* Your objective
Note how many lines hold "name" and report that number by itself.

* Saved data entries
╔══

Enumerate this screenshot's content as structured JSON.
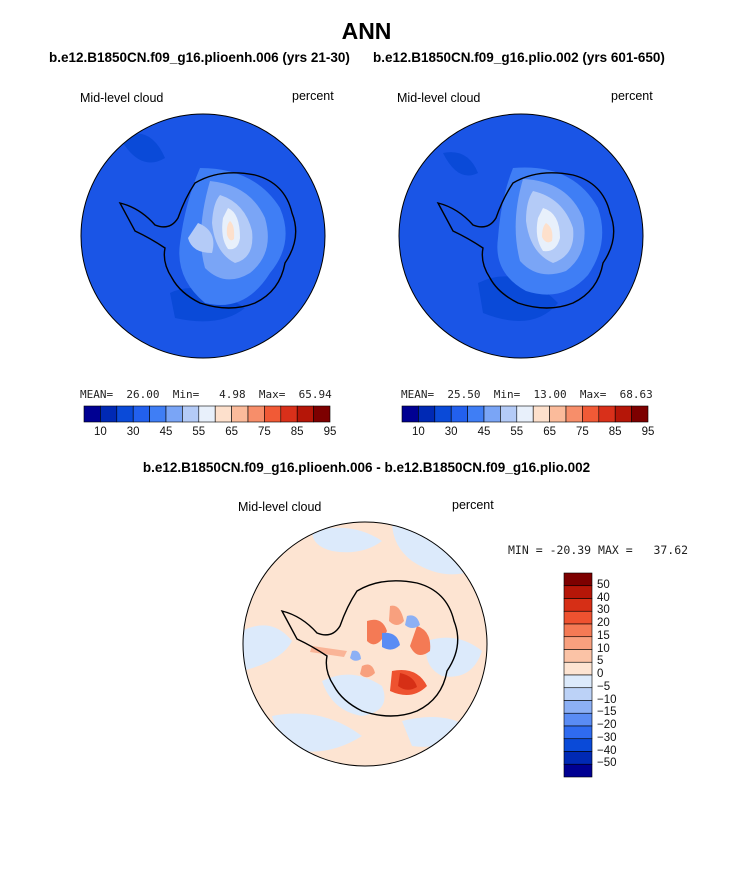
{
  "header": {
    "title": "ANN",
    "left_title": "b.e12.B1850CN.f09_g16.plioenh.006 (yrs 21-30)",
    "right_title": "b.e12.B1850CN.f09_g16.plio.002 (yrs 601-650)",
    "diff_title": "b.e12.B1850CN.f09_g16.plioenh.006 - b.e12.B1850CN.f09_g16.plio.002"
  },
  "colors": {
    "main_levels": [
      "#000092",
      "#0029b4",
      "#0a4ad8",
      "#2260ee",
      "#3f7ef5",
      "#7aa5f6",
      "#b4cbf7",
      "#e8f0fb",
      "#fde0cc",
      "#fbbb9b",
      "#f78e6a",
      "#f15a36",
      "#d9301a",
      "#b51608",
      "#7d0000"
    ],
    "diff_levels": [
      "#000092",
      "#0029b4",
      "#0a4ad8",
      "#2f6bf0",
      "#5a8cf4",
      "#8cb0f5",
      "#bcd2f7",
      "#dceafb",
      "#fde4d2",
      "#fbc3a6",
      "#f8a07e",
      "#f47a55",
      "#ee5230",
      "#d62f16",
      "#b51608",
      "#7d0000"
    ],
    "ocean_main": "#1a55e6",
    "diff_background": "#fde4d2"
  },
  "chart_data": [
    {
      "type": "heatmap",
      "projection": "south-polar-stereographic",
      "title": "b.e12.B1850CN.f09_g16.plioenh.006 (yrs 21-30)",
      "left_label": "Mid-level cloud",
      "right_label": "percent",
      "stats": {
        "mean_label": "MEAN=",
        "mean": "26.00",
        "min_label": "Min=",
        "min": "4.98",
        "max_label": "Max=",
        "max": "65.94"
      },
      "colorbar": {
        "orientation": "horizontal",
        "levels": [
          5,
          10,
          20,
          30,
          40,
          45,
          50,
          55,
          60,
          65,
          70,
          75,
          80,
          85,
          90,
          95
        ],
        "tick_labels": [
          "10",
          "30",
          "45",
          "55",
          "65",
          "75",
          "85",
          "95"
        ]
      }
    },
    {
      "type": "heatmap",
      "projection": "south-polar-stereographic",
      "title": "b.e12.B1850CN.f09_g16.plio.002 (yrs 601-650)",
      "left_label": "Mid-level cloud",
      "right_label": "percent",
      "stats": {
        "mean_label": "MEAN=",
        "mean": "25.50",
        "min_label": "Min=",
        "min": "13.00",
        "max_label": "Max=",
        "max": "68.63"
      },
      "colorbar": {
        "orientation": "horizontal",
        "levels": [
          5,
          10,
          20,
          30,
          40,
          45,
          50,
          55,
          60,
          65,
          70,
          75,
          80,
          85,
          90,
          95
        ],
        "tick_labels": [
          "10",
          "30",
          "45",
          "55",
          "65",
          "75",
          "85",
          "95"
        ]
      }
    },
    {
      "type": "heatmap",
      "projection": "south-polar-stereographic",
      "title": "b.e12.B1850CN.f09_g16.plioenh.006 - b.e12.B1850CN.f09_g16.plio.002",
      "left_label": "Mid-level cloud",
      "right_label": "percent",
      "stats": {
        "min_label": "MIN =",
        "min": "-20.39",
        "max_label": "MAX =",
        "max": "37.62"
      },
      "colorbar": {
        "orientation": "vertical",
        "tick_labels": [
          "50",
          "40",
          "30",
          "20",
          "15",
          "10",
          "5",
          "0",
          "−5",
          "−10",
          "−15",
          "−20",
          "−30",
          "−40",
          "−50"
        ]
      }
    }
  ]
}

╚══
╔══

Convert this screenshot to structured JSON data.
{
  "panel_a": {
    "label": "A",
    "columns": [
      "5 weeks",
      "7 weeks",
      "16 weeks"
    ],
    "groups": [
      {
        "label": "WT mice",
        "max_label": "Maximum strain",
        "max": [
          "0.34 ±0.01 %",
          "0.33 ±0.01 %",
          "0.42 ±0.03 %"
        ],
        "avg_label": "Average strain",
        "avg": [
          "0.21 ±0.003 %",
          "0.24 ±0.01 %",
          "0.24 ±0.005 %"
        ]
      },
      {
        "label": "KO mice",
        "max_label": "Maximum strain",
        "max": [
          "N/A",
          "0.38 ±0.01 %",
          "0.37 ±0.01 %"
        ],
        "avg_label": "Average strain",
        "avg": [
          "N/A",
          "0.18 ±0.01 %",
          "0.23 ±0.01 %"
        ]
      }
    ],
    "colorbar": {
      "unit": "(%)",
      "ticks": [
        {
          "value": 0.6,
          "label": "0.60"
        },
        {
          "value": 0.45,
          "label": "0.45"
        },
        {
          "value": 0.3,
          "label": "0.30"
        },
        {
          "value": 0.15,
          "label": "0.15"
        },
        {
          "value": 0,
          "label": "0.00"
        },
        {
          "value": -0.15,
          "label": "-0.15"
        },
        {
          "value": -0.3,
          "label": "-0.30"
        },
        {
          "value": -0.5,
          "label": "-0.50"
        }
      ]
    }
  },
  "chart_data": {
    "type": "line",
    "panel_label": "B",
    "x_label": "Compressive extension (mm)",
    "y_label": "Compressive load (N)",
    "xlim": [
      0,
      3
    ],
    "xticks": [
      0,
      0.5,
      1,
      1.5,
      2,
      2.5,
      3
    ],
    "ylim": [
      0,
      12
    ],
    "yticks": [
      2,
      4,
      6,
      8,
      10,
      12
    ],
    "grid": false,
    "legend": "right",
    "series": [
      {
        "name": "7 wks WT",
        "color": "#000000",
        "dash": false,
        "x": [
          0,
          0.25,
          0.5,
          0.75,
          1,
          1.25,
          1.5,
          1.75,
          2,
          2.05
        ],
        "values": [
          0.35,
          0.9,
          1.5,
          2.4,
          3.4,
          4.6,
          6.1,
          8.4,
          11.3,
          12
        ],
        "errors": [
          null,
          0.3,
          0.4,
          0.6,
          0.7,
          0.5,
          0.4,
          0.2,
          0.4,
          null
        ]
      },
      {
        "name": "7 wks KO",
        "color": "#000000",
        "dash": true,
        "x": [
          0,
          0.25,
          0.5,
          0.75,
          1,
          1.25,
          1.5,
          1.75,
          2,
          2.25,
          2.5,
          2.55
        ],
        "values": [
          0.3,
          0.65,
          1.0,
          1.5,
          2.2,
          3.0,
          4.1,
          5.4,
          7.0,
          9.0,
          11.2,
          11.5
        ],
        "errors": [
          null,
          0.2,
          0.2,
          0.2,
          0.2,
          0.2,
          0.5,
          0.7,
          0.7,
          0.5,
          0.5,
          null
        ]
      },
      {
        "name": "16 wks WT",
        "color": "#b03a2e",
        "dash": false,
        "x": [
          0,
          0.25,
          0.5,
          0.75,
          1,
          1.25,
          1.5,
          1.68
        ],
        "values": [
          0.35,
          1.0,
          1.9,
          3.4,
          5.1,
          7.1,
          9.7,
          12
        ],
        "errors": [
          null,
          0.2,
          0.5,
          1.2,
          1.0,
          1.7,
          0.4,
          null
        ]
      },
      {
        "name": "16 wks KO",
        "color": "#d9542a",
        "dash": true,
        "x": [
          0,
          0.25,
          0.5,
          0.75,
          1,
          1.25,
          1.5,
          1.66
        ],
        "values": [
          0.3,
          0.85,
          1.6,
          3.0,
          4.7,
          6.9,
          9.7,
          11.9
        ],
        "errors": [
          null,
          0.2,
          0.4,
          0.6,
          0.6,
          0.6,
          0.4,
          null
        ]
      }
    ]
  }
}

╚══
╔══

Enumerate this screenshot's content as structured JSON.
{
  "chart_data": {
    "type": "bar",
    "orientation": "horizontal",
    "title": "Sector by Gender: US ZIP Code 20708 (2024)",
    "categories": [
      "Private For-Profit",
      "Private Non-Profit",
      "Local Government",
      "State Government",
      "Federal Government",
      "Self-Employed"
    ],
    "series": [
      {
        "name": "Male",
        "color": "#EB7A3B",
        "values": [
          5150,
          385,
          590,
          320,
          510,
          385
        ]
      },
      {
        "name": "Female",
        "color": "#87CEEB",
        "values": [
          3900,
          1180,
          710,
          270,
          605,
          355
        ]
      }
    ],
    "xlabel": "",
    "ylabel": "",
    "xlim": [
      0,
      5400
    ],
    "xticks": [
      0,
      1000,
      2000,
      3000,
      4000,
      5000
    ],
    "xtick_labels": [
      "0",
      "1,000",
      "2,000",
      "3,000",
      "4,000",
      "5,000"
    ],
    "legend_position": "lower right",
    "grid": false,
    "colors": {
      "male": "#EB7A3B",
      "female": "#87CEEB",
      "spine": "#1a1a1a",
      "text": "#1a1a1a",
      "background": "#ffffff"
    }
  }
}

╚══

* Completed exercise
6